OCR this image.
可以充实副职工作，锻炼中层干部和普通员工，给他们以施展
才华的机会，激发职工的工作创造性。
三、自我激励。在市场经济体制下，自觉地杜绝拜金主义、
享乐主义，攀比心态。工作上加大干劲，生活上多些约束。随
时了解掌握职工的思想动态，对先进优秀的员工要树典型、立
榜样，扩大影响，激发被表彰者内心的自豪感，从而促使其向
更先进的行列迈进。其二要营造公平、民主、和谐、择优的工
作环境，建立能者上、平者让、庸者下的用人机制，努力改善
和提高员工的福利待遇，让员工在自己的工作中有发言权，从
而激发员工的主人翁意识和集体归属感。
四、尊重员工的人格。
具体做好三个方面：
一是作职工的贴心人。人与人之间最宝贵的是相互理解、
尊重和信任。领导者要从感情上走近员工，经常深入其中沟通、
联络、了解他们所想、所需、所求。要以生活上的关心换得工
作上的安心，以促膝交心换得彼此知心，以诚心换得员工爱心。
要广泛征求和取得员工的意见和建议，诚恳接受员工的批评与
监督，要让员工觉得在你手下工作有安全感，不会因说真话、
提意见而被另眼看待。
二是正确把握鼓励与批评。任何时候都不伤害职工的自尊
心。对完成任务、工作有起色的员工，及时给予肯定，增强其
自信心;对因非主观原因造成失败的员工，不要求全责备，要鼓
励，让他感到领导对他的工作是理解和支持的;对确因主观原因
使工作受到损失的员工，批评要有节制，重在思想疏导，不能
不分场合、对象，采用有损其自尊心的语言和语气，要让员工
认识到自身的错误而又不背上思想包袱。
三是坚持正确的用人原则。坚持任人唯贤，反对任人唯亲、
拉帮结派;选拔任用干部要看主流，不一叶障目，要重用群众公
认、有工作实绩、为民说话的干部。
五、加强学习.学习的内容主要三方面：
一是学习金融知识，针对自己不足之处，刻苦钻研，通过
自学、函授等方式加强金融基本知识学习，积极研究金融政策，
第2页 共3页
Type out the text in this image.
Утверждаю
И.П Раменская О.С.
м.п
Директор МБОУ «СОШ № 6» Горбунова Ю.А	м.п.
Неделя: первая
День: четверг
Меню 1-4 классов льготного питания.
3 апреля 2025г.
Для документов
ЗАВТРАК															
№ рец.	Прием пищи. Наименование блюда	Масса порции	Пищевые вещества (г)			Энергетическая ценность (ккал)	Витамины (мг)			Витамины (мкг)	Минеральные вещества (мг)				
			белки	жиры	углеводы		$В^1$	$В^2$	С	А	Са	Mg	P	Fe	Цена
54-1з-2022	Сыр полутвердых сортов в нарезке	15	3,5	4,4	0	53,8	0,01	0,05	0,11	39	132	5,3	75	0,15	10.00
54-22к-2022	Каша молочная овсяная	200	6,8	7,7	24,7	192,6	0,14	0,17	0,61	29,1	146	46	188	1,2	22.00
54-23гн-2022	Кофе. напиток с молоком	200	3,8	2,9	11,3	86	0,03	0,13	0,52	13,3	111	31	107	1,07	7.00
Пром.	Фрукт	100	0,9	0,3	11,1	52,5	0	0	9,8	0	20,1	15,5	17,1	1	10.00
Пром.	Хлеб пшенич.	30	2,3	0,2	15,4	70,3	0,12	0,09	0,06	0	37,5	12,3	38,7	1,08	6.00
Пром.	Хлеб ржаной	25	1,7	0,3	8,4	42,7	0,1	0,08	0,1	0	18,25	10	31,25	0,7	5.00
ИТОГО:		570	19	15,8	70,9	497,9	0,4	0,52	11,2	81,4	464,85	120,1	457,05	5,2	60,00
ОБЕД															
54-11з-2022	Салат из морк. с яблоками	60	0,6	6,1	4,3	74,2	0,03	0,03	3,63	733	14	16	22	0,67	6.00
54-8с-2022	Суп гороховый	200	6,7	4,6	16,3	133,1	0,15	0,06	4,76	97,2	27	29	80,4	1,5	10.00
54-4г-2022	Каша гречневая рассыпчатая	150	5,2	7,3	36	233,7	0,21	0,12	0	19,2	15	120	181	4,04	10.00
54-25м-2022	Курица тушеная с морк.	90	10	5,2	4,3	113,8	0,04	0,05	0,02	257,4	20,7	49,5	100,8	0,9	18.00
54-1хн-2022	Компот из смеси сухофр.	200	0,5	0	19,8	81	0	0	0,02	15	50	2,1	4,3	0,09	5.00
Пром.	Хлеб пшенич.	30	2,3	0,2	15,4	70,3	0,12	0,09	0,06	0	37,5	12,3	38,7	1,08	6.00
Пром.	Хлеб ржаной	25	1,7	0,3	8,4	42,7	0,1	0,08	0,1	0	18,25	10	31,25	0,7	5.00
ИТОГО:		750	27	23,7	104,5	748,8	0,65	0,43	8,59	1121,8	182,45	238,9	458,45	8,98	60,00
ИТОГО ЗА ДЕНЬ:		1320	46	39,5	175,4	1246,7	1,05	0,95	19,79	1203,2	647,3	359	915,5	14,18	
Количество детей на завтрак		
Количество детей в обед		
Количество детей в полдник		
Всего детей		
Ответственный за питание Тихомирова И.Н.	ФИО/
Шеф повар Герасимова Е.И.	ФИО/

▶ _THE REQUEST_
Repeat word for word the lines running from the line containing "Type out the text in this image." to the end of the entries above, inclusive.

▶ _RESULT_
Type out the text in this image.
Утверждаю
И.П Раменская О.С.
м.п
Директор МБОУ «СОШ № 6» Горбунова Ю.А	м.п.
Неделя: первая
День: четверг
Меню 1-4 классов льготного питания.
3 апреля 2025г.
Для документов
ЗАВТРАК															
№ рец.	Прием пищи. Наименование блюда	Масса порции	Пищевые вещества (г)			Энергетическая ценность (ккал)	Витамины (мг)			Витамины (мкг)	Минеральные вещества (мг)				
			белки	жиры	углеводы		$В^1$	$В^2$	С	А	Са	Mg	P	Fe	Цена
54-1з-2022	Сыр полутвердых сортов в нарезке	15	3,5	4,4	0	53,8	0,01	0,05	0,11	39	132	5,3	75	0,15	10.00
54-22к-2022	Каша молочная овсяная	200	6,8	7,7	24,7	192,6	0,14	0,17	0,61	29,1	146	46	188	1,2	22.00
54-23гн-2022	Кофе. напиток с молоком	200	3,8	2,9	11,3	86	0,03	0,13	0,52	13,3	111	31	107	1,07	7.00
Пром.	Фрукт	100	0,9	0,3	11,1	52,5	0	0	9,8	0	20,1	15,5	17,1	1	10.00
Пром.	Хлеб пшенич.	30	2,3	0,2	15,4	70,3	0,12	0,09	0,06	0	37,5	12,3	38,7	1,08	6.00
Пром.	Хлеб ржаной	25	1,7	0,3	8,4	42,7	0,1	0,08	0,1	0	18,25	10	31,25	0,7	5.00
ИТОГО:		570	19	15,8	70,9	497,9	0,4	0,52	11,2	81,4	464,85	120,1	457,05	5,2	60,00
ОБЕД															
54-11з-2022	Салат из морк. с яблоками	60	0,6	6,1	4,3	74,2	0,03	0,03	3,63	733	14	16	22	0,67	6.00
54-8с-2022	Суп гороховый	200	6,7	4,6	16,3	133,1	0,15	0,06	4,76	97,2	27	29	80,4	1,5	10.00
54-4г-2022	Каша гречневая рассыпчатая	150	5,2	7,3	36	233,7	0,21	0,12	0	19,2	15	120	181	4,04	10.00
54-25м-2022	Курица тушеная с морк.	90	10	5,2	4,3	113,8	0,04	0,05	0,02	257,4	20,7	49,5	100,8	0,9	18.00
54-1хн-2022	Компот из смеси сухофр.	200	0,5	0	19,8	81	0	0	0,02	15	50	2,1	4,3	0,09	5.00
Пром.	Хлеб пшенич.	30	2,3	0,2	15,4	70,3	0,12	0,09	0,06	0	37,5	12,3	38,7	1,08	6.00
Пром.	Хлеб ржаной	25	1,7	0,3	8,4	42,7	0,1	0,08	0,1	0	18,25	10	31,25	0,7	5.00
ИТОГО:		750	27	23,7	104,5	748,8	0,65	0,43	8,59	1121,8	182,45	238,9	458,45	8,98	60,00
ИТОГО ЗА ДЕНЬ:		1320	46	39,5	175,4	1246,7	1,05	0,95	19,79	1203,2	647,3	359	915,5	14,18	
Количество детей на завтрак		
Количество детей в обед		
Количество детей в полдник		
Всего детей		
Ответственный за питание Тихомирова И.Н.	ФИО/
Шеф повар Герасимова Е.И.	ФИО/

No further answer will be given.